# [Excerpt provided]
Renfrewshire Council

Staff with a disability or health condition

If you have a disability, we are required (under the Equality Act 2010) to make reasonable adjustments to support you. This is to enable you to do your job and ensure you are not treated less favourably due to your disability.

You're disabled under law if both of these apply: 

  • you have a physical or mental impairment (your abilities are reduced by it in some way) and 
  • the impairment has a substantial (more than just a minor impact) and long-term (for at least 12 months or the rest of your life) adverse effect on your ability to carry out normal day-to-day activities (such as writing, using a computer, sitting up and down, following instructions, getting to places, communicating with others, and lifting and carrying everyday objects). 

A severe disfigurement, progressive conditions (such as Alzheimer's Disease and Motor Neurone Disease), terminal illness, or having a form of neurodivergence (such as Attention Deficit Hyperactivity Disorder (ADHD), Autism, Dyspraxia and Dyslexia) may be considered as a disability.

# [The problem]
Pick up the Renfrewshire Council guidance for staff with a disability or health condition after its last sentence and carry it on.

# [Supplied data]
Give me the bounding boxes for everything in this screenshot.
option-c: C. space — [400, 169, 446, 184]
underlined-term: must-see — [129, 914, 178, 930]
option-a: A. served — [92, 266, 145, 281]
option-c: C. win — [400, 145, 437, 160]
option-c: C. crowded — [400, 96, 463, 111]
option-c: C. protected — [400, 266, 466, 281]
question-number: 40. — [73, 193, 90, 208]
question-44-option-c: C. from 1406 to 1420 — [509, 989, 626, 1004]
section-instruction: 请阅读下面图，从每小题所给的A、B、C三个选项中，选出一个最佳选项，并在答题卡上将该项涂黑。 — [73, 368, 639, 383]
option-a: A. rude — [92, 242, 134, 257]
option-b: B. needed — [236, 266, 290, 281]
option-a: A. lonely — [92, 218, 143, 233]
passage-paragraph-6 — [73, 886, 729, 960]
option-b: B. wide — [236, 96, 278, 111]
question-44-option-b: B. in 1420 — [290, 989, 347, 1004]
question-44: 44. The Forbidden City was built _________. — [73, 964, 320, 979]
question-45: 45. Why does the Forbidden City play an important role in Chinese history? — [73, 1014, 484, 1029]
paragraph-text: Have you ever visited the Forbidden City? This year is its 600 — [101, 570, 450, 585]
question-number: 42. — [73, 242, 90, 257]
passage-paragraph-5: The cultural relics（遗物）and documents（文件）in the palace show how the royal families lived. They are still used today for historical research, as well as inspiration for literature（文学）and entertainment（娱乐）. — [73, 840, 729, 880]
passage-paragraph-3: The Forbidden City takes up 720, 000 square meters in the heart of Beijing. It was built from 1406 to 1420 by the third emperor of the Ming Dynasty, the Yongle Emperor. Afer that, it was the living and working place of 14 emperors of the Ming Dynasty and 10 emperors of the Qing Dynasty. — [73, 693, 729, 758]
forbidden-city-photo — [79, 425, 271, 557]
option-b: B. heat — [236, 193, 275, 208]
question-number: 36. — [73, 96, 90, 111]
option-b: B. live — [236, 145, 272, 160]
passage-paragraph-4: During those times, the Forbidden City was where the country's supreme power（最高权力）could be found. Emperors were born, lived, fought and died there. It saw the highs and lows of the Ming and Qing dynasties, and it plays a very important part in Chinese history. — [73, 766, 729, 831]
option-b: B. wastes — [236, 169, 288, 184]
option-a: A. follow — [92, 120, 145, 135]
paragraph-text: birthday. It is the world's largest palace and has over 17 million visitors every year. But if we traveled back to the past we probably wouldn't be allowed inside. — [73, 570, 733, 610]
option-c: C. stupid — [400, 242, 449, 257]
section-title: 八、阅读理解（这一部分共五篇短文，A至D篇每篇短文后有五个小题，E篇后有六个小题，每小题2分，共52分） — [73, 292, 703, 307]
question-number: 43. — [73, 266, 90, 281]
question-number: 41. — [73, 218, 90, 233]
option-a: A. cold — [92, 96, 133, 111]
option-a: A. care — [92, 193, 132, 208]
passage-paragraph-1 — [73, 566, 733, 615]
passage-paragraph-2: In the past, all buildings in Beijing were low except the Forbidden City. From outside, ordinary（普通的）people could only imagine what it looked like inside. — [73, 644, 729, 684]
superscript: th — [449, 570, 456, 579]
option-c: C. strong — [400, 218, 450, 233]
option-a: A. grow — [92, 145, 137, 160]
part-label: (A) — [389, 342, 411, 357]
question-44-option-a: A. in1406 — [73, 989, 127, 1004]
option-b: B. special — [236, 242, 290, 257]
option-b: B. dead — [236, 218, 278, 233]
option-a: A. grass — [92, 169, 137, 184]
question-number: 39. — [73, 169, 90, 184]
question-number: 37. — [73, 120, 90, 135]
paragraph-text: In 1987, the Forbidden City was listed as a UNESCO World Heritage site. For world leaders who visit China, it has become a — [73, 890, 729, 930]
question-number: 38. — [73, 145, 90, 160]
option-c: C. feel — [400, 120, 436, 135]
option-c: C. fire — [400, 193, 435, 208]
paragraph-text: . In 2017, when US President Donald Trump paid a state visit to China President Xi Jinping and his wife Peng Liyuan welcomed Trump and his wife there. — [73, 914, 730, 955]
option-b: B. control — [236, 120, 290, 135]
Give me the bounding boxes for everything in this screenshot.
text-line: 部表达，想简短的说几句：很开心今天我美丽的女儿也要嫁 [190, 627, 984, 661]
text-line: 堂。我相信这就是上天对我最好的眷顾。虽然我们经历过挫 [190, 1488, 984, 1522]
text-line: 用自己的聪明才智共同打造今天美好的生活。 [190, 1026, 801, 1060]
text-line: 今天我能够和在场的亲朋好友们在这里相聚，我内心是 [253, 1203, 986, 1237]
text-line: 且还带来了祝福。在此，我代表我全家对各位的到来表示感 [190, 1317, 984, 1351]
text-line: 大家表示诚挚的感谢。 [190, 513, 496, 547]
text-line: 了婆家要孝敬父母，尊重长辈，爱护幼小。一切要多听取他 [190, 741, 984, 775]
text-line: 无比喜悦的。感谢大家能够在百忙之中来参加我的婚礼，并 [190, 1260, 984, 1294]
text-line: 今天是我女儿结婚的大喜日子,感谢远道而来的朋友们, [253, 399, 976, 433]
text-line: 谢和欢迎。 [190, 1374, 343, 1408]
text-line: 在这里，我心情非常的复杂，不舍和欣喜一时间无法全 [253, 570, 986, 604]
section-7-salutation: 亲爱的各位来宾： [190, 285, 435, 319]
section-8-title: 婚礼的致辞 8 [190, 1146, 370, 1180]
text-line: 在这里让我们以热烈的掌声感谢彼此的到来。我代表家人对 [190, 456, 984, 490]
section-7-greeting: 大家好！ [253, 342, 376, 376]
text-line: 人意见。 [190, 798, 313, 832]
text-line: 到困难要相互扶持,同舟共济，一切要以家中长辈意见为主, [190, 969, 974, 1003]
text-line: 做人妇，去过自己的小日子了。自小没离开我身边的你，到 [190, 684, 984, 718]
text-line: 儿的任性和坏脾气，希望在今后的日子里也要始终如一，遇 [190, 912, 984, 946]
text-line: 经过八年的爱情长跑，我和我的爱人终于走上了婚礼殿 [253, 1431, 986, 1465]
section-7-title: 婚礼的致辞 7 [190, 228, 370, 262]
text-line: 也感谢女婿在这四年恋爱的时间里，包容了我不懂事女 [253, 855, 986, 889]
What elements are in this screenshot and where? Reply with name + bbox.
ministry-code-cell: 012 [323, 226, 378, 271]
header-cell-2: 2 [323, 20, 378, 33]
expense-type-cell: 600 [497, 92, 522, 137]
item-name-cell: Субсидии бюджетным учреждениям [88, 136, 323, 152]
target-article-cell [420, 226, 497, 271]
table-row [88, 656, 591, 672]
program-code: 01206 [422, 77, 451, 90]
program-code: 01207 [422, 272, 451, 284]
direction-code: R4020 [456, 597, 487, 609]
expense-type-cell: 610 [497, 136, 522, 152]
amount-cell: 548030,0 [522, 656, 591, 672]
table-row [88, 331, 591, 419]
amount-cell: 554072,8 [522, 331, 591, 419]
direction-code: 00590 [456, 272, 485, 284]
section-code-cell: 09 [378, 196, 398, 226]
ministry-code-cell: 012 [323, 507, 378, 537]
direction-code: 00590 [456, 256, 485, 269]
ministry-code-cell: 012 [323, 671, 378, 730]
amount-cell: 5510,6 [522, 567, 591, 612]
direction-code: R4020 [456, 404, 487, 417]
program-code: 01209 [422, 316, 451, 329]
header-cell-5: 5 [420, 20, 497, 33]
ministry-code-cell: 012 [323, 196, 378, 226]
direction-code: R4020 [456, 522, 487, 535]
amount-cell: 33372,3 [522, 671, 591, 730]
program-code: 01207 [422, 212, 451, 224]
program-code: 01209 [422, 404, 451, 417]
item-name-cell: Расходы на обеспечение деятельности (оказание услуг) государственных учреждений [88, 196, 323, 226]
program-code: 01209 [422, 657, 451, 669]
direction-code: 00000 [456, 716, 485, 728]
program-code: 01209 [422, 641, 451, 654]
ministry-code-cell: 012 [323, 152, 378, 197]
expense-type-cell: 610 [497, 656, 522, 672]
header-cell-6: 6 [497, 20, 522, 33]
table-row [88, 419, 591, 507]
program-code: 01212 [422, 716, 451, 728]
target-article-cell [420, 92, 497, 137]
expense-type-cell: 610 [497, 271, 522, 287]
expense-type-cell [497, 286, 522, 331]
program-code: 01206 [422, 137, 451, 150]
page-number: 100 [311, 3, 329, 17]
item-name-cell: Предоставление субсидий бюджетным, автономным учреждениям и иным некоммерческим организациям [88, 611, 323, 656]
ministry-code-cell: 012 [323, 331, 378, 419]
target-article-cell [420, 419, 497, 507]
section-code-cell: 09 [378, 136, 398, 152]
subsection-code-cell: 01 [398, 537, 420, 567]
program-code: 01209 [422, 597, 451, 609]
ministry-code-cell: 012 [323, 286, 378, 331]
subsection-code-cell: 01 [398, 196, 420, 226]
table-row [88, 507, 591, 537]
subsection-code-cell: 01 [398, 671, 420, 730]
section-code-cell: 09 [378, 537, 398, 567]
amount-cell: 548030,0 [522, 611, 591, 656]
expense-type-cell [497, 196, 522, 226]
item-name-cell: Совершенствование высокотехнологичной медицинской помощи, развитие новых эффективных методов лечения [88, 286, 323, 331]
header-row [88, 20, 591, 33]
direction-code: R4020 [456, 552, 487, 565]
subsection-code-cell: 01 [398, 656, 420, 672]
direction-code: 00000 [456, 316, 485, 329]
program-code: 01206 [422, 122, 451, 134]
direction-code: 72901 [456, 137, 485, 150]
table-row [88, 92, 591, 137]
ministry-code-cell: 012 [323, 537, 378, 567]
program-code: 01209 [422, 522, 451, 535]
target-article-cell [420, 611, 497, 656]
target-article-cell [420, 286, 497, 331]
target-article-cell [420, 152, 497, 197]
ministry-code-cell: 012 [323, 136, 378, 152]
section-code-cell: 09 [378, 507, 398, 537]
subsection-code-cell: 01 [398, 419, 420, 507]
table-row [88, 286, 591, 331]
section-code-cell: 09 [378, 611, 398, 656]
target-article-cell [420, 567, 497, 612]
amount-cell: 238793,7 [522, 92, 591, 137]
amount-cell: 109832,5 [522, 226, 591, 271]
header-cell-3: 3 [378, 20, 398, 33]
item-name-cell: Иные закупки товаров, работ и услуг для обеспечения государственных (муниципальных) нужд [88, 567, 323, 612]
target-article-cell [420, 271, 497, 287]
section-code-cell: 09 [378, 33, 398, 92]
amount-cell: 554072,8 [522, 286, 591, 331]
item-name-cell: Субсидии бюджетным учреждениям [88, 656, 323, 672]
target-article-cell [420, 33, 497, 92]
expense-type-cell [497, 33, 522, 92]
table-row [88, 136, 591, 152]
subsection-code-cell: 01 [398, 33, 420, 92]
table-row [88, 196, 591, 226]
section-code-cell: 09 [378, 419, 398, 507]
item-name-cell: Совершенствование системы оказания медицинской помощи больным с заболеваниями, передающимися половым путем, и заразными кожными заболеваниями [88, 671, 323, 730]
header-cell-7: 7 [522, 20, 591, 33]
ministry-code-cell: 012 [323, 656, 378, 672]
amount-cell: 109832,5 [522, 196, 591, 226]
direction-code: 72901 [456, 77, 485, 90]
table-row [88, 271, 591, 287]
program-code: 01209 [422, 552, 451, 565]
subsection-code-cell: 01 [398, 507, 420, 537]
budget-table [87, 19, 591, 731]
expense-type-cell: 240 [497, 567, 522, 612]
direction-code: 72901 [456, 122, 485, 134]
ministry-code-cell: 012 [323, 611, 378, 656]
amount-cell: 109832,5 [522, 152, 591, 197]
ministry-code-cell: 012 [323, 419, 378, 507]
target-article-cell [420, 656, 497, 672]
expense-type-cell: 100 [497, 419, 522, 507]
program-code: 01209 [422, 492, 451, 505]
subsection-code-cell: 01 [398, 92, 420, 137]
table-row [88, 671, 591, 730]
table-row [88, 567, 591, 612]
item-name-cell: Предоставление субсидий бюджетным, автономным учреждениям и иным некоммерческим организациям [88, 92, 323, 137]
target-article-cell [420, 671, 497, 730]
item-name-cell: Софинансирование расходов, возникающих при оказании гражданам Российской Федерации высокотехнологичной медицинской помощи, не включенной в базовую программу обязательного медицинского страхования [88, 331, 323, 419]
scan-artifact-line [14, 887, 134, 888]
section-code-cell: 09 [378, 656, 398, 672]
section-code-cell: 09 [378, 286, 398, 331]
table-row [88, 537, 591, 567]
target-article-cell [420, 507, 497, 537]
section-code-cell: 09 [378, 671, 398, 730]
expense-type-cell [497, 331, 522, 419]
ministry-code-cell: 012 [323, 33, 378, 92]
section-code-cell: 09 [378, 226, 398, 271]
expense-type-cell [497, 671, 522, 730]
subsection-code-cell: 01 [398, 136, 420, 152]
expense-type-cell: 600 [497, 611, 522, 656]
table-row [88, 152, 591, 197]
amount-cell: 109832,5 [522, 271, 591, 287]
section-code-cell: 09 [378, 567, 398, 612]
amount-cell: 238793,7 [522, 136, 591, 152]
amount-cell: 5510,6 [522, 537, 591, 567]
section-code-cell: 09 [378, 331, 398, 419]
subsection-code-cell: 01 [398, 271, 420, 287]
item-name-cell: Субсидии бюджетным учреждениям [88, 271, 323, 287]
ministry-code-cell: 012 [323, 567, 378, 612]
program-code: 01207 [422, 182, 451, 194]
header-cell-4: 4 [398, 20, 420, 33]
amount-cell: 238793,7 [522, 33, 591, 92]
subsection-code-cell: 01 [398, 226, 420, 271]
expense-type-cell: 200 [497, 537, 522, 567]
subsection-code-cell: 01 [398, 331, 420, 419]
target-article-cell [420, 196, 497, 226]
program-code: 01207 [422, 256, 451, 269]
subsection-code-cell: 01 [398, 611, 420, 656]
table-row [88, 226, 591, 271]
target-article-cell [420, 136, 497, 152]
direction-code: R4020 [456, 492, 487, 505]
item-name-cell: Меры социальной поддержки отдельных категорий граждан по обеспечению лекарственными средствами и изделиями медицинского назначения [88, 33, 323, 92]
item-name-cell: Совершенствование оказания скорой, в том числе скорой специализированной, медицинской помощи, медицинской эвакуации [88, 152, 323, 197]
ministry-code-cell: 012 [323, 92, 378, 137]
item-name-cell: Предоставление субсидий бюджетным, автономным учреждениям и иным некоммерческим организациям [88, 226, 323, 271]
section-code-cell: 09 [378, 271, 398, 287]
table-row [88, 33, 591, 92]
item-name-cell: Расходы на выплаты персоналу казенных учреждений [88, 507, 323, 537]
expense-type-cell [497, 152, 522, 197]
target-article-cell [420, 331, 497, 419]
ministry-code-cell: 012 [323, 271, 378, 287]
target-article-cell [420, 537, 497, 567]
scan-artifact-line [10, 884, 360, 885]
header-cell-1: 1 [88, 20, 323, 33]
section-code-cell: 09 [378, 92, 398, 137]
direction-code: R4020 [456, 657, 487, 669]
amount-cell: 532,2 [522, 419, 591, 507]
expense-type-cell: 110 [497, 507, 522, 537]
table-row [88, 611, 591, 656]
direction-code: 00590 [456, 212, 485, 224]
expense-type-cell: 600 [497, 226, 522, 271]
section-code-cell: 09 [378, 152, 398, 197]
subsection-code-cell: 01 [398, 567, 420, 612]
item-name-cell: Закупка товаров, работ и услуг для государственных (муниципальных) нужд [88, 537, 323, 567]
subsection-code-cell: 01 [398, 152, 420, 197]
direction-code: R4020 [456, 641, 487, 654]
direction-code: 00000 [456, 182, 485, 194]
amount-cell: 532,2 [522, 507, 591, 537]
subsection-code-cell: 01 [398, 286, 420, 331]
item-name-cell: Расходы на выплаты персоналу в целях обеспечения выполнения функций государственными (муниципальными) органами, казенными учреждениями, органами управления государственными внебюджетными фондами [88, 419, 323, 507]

# [Result]
You can have an impairment that is automatically considered a disability even though it may not affect your day-to-day activities, such as HIV infection, cancer, Multiple Sclerosis or certain visual impairments (such as Certified Blind and Severely Sight Impaired).  

It's not possible to list every health condition or impairment that could be a disability. Often, it is best to look at how your condition or impairment affects you, rather than what it is. You are also protected by law if you are no longer disabled but had a disability in the past. We will ask Occupational Health for further medical advice if needed.